**Short problem**. Collect every line below that contains the word "fast".

====== Input data ======

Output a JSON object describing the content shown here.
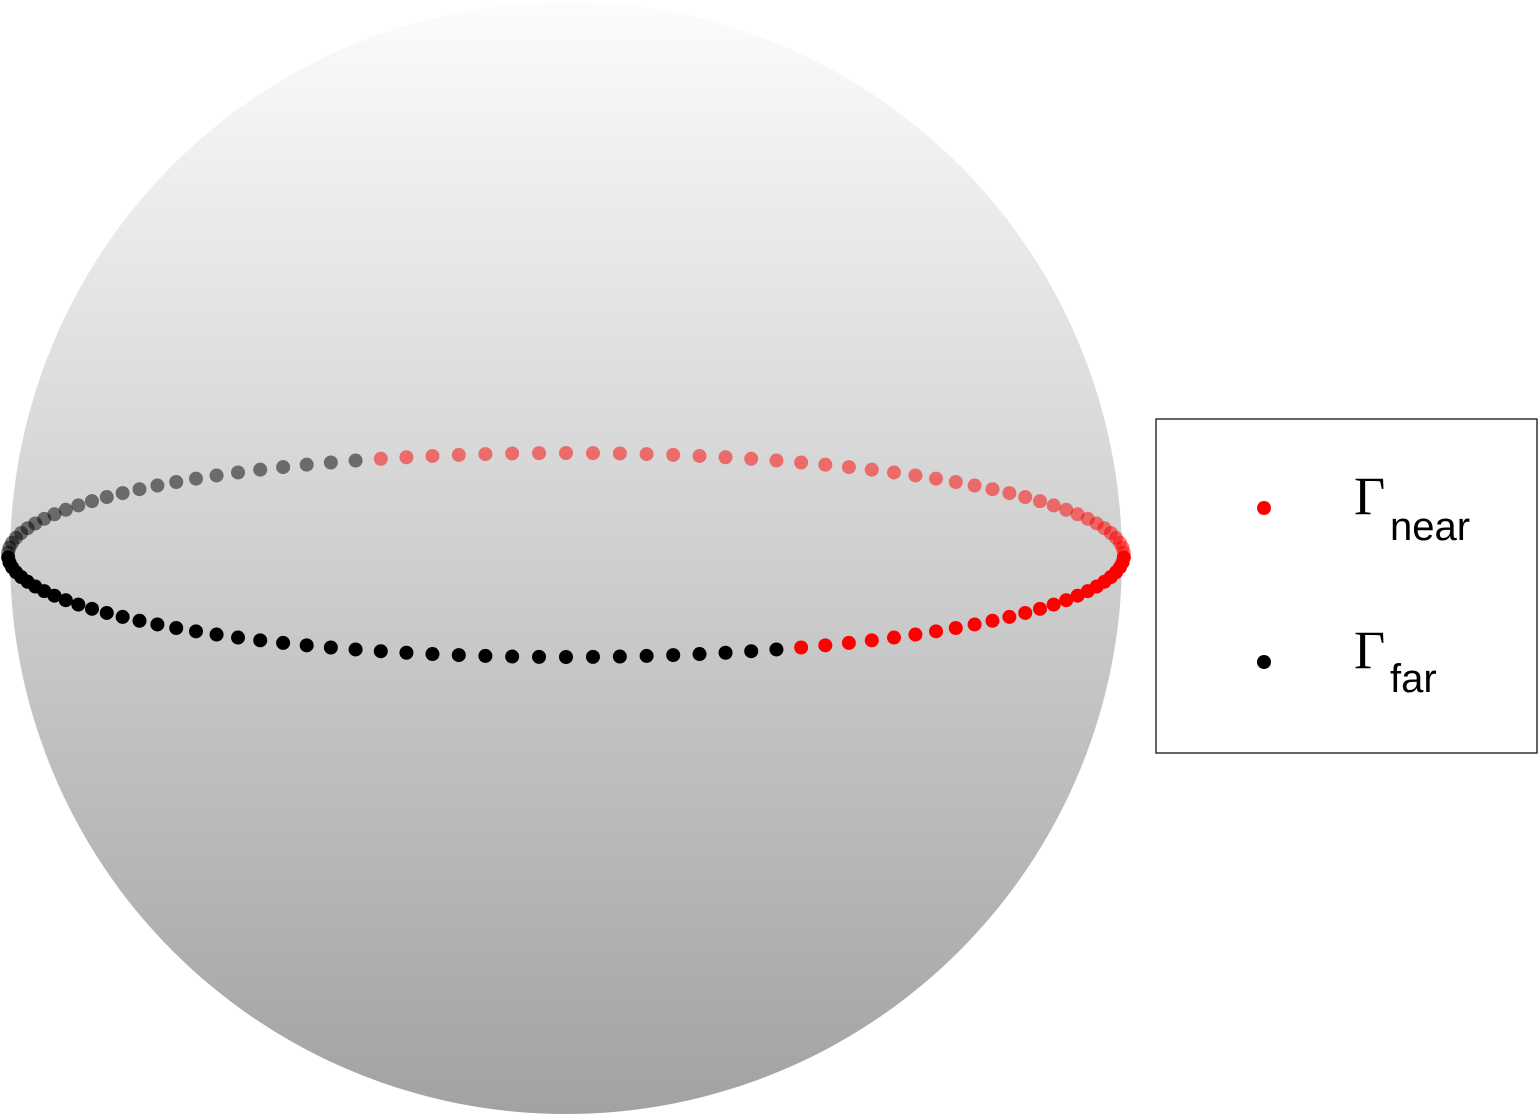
{
  "legend": {
    "items": [
      {
        "symbol": "Γ",
        "subscript": "near"
      },
      {
        "symbol": "Γ",
        "subscript": "far"
      }
    ]
  }
}
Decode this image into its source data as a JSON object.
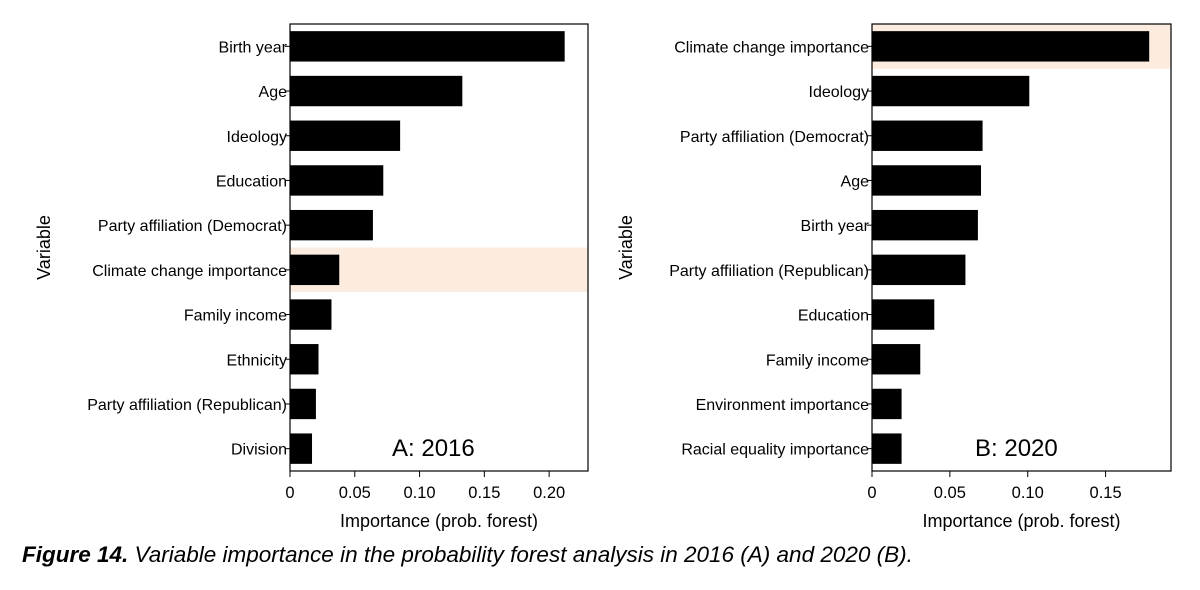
{
  "chart_data": [
    {
      "type": "bar",
      "orientation": "horizontal",
      "annotation": "A: 2016",
      "xlabel": "Importance (prob. forest)",
      "ylabel": "Variable",
      "xlim": [
        0,
        0.23
      ],
      "xticks": [
        0,
        0.05,
        0.1,
        0.15,
        0.2
      ],
      "xtick_labels": [
        "0",
        "0.05",
        "0.10",
        "0.15",
        "0.20"
      ],
      "categories": [
        "Birth year",
        "Age",
        "Ideology",
        "Education",
        "Party affiliation (Democrat)",
        "Climate change importance",
        "Family income",
        "Ethnicity",
        "Party affiliation (Republican)",
        "Division"
      ],
      "values": [
        0.212,
        0.133,
        0.085,
        0.072,
        0.064,
        0.038,
        0.032,
        0.022,
        0.02,
        0.017
      ],
      "highlight": "Climate change importance",
      "highlight_color": "#fcebdf",
      "bar_color": "#000000",
      "grid": false
    },
    {
      "type": "bar",
      "orientation": "horizontal",
      "annotation": "B: 2020",
      "xlabel": "Importance (prob. forest)",
      "ylabel": "Variable",
      "xlim": [
        0,
        0.192
      ],
      "xticks": [
        0,
        0.05,
        0.1,
        0.15
      ],
      "xtick_labels": [
        "0",
        "0.05",
        "0.10",
        "0.15"
      ],
      "categories": [
        "Climate change importance",
        "Ideology",
        "Party affiliation (Democrat)",
        "Age",
        "Birth year",
        "Party affiliation (Republican)",
        "Education",
        "Family income",
        "Environment importance",
        "Racial equality importance"
      ],
      "values": [
        0.178,
        0.101,
        0.071,
        0.07,
        0.068,
        0.06,
        0.04,
        0.031,
        0.019,
        0.019
      ],
      "highlight": "Climate change importance",
      "highlight_color": "#fcebdf",
      "bar_color": "#000000",
      "grid": false
    }
  ],
  "caption": {
    "label": "Figure 14.",
    "text": " Variable importance in the probability forest analysis in 2016 (A) and 2020 (B)."
  }
}
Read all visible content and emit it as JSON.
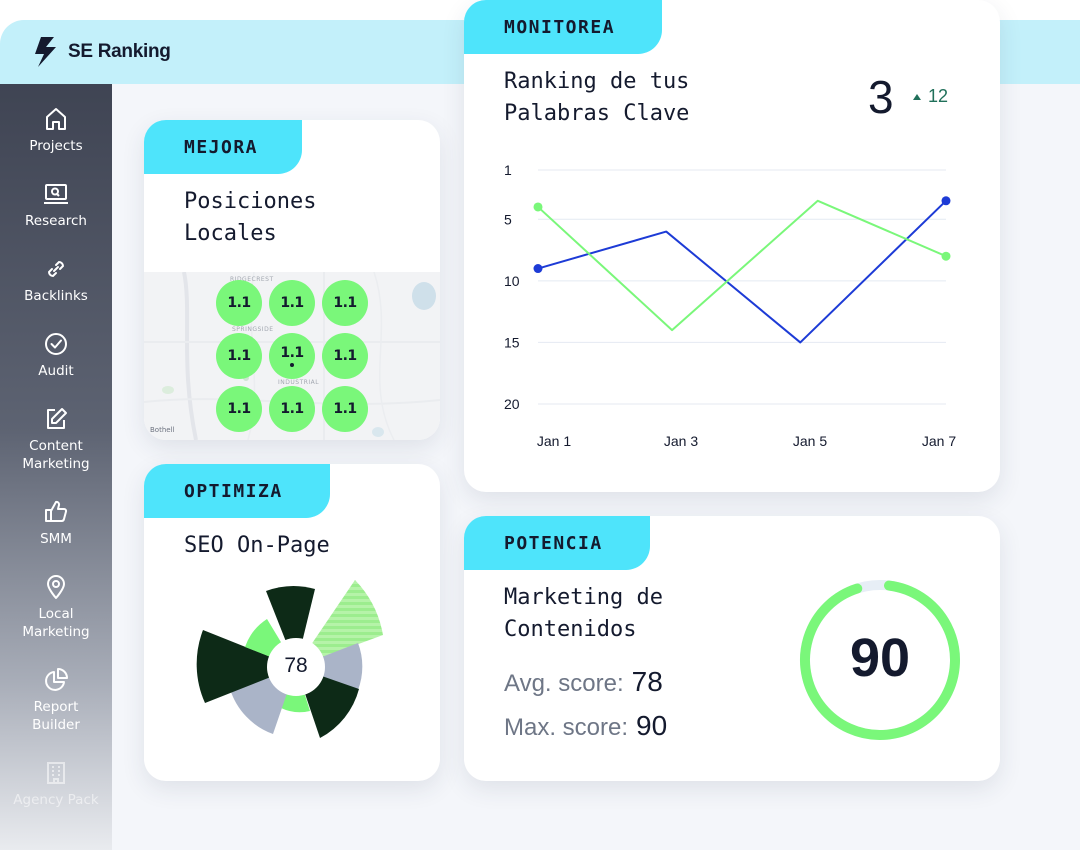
{
  "app": {
    "logo_name": "SE Ranking"
  },
  "sidebar": {
    "items": [
      {
        "label": "Projects",
        "icon": "home-icon"
      },
      {
        "label": "Research",
        "icon": "laptop-search-icon"
      },
      {
        "label": "Backlinks",
        "icon": "link-icon"
      },
      {
        "label": "Audit",
        "icon": "check-circle-icon"
      },
      {
        "label": "Content Marketing",
        "icon": "edit-icon"
      },
      {
        "label": "SMM",
        "icon": "thumbs-up-icon"
      },
      {
        "label": "Local Marketing",
        "icon": "map-pin-icon"
      },
      {
        "label": "Report Builder",
        "icon": "pie-chart-icon"
      },
      {
        "label": "Agency Pack",
        "icon": "building-icon"
      }
    ]
  },
  "cards": {
    "local": {
      "tag": "MEJORA",
      "title": "Posiciones Locales",
      "pin_value": "1.1",
      "pins": [
        "1.1",
        "1.1",
        "1.1",
        "1.1",
        "1.1",
        "1.1",
        "1.1",
        "1.1",
        "1.1"
      ],
      "map_labels": [
        "RIDGECREST",
        "SPRINGSIDE",
        "INDUSTRIAL",
        "Bothell"
      ]
    },
    "onpage": {
      "tag": "OPTIMIZA",
      "title": "SEO On-Page",
      "center_value": "78"
    },
    "ranking": {
      "tag": "MONITOREA",
      "title": "Ranking de tus Palabras Clave",
      "position": "3",
      "change": "12"
    },
    "content": {
      "tag": "POTENCIA",
      "title": "Marketing de Contenidos",
      "avg_label": "Avg. score:",
      "avg_value": "78",
      "max_label": "Max. score:",
      "max_value": "90",
      "gauge_value": "90",
      "gauge_fraction": 0.97
    }
  },
  "colors": {
    "accent_cyan": "#4ee4fb",
    "green": "#7af77a",
    "dark_green": "#0d2a17",
    "blue_line": "#1d3bd6",
    "gray_slice": "#aab4c8",
    "delta_green": "#20705a"
  },
  "chart_data": {
    "type": "line",
    "categories": [
      "Jan 1",
      "Jan 3",
      "Jan 5",
      "Jan 7"
    ],
    "x": [
      0,
      2,
      3.5,
      4.75,
      6,
      7
    ],
    "yticks": [
      "1",
      "5",
      "10",
      "15",
      "20"
    ],
    "ylim": [
      1,
      20
    ],
    "y_inverted": true,
    "series": [
      {
        "name": "blue",
        "color": "#1d3bd6",
        "x": [
          0,
          2.2,
          4.5,
          7
        ],
        "values": [
          9,
          6,
          15,
          3.5
        ],
        "markers_on_endpoints": true
      },
      {
        "name": "green",
        "color": "#7af77a",
        "x": [
          0,
          2.3,
          4.8,
          7
        ],
        "values": [
          4,
          14,
          3.5,
          8
        ],
        "markers_on_endpoints": true
      }
    ]
  }
}
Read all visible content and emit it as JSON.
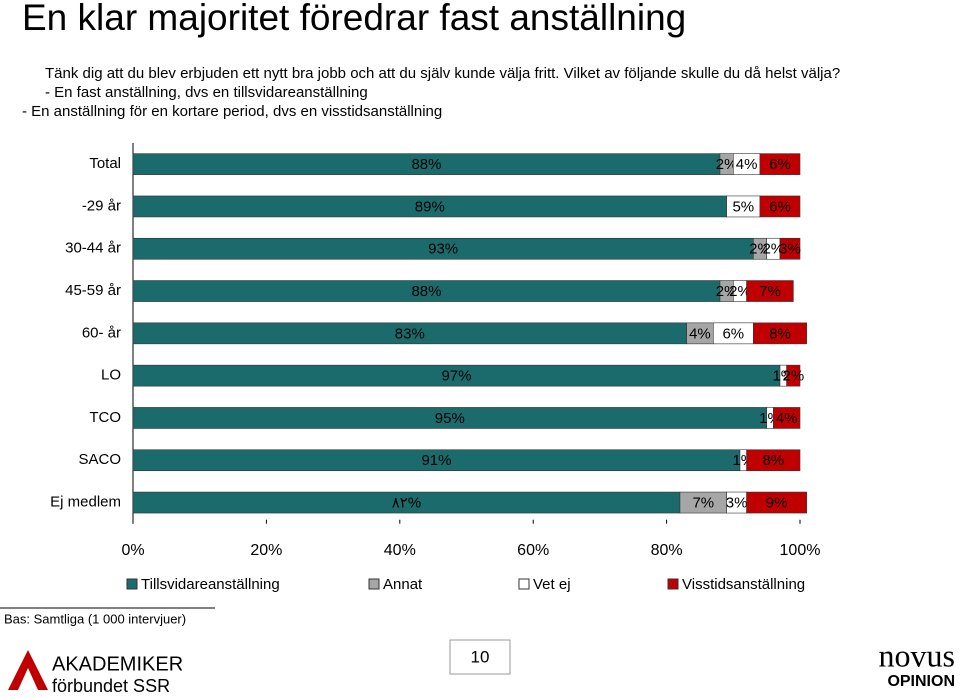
{
  "chart_data": {
    "type": "stacked-bar-horizontal",
    "title": "En klar majoritet föredrar fast anställning",
    "subtitle": [
      "Tänk dig att du blev erbjuden ett nytt bra jobb och att du själv kunde välja fritt. Vilket av följande skulle du då helst välja?",
      "- En fast anställning, dvs en tillsvidareanställning",
      "- En anställning för en kortare period, dvs en visstidsanställning"
    ],
    "categories": [
      "Total",
      "-29 år",
      "30-44 år",
      "45-59 år",
      "60- år",
      "LO",
      "TCO",
      "SACO",
      "Ej medlem"
    ],
    "series": [
      {
        "name": "Tillsvidareanställning",
        "color": "#1b6a6c",
        "values": [
          88,
          89,
          93,
          88,
          83,
          97,
          95,
          91,
          82
        ],
        "value_labels": [
          "88%",
          "89%",
          "93%",
          "88%",
          "83%",
          "97%",
          "95%",
          "91%",
          "٨٢%"
        ]
      },
      {
        "name": "Annat",
        "color": "#a6a6a6",
        "values": [
          2,
          null,
          2,
          2,
          4,
          null,
          null,
          null,
          7
        ],
        "value_labels": [
          "2%",
          null,
          "2%",
          "2%",
          "4%",
          null,
          null,
          null,
          "7%"
        ]
      },
      {
        "name": "Vet ej",
        "color": "#ffffff",
        "values": [
          4,
          5,
          2,
          2,
          6,
          1,
          1,
          1,
          3
        ],
        "value_labels": [
          "4%",
          "5%",
          "2%",
          "2%",
          "6%",
          "1%",
          "1%",
          "1%",
          "3%"
        ]
      },
      {
        "name": "Visstidsanställning",
        "color": "#c00000",
        "values": [
          6,
          6,
          3,
          7,
          8,
          2,
          4,
          8,
          9
        ],
        "value_labels": [
          "6%",
          "6%",
          "3%",
          "7%",
          "8%",
          "2%",
          "4%",
          "8%",
          "9%"
        ]
      }
    ],
    "xlim": [
      0,
      100
    ],
    "xticks": [
      {
        "value": 0,
        "label": "0%"
      },
      {
        "value": 20,
        "label": "20%"
      },
      {
        "value": 40,
        "label": "40%"
      },
      {
        "value": 60,
        "label": "60%"
      },
      {
        "value": 80,
        "label": "80%"
      },
      {
        "value": 100,
        "label": "100%"
      }
    ],
    "legend": "bottom",
    "note": "Bas: Samtliga (1 000 intervjuer)"
  },
  "footer": {
    "page_number": "10",
    "logo_left": [
      "AKADEMIKER",
      "förbundet SSR"
    ],
    "logo_right": [
      "novus",
      "OPINION"
    ]
  }
}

======

**Written solution**.
    "title": "En klar majoritet föredrar fast anställning",
      "- En fast anställning, dvs en tillsvidareanställning",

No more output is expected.